● **EXCERPTED TEXT**:
──────
Pytelková J, Lepšík M, Sanda M, Talacko P, Marešová L, Mareš M - BMC Biochem. (2012)

Bottom Line: Homology modeling of Aca s 4 revealed a structural change in the chloride-binding site that may account for this activation pattern.Aca s 4 was recognized by IgE from house dust mite-sensitive patients, and potential epitopes for cross-reactivity with house dust mite group 4 allergens were found.We present the first protein-level characterization of a group 4 allergen from storage mites.

View Article: PubMed Central - HTML - PubMed

Affiliation: Institute of Organic Chemistry and Biochemistry, Academy of Sciences of the Czech Republic, 16610 Prague, Czech Republic.

ABSTRACT

Background: Enzymatic allergens of storage mites that contaminate stored food products are poorly characterized. We describe biochemical and immunological properties of the native alpha-amylase allergen Aca s 4 from Acarus siro, a medically important storage mite.
──────
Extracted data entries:

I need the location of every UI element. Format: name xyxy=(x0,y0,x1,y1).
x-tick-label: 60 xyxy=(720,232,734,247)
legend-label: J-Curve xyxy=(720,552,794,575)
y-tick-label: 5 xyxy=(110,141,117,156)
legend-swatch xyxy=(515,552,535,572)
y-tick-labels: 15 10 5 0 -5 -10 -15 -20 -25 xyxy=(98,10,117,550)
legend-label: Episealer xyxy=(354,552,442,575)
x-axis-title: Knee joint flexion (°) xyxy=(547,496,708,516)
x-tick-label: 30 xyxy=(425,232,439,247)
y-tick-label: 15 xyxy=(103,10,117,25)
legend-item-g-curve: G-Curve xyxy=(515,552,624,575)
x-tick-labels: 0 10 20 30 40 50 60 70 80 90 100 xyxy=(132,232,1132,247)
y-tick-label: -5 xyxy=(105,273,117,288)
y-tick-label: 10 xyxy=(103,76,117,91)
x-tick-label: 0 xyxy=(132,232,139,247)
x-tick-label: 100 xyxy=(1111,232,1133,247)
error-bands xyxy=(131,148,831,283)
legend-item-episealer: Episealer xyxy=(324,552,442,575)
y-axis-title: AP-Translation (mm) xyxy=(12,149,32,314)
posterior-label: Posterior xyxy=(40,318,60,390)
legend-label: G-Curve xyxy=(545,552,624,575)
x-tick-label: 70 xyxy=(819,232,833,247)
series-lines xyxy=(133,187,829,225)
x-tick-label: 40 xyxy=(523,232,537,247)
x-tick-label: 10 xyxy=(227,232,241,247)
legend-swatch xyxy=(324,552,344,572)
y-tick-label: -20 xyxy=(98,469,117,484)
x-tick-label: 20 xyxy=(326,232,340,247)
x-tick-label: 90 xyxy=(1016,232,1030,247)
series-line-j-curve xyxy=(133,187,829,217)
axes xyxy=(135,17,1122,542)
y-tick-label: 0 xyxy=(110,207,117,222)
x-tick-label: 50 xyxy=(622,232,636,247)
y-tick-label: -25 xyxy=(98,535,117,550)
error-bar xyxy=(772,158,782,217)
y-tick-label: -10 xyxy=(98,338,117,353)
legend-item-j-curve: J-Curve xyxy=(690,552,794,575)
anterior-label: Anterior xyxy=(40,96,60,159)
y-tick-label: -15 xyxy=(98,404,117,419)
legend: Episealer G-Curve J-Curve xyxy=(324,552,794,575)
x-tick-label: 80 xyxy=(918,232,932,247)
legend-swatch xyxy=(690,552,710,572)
──────
● **TASK ITEM**:
Answer these questions about the text on the Aca s 4 allergen:
1. What institute is named in the affiliation?
2. Which storage mite is the native alpha-amylase allergen Aca s 4 from?
3. What did homology modeling of Aca s 4 reveal?

● **REPLY TO THE TASK**:
1. The Institute of Organic Chemistry and Biochemistry, Academy of Sciences of the Czech Republic, in Prague.
2. Acarus siro.
3. A structural change in the chloride-binding site.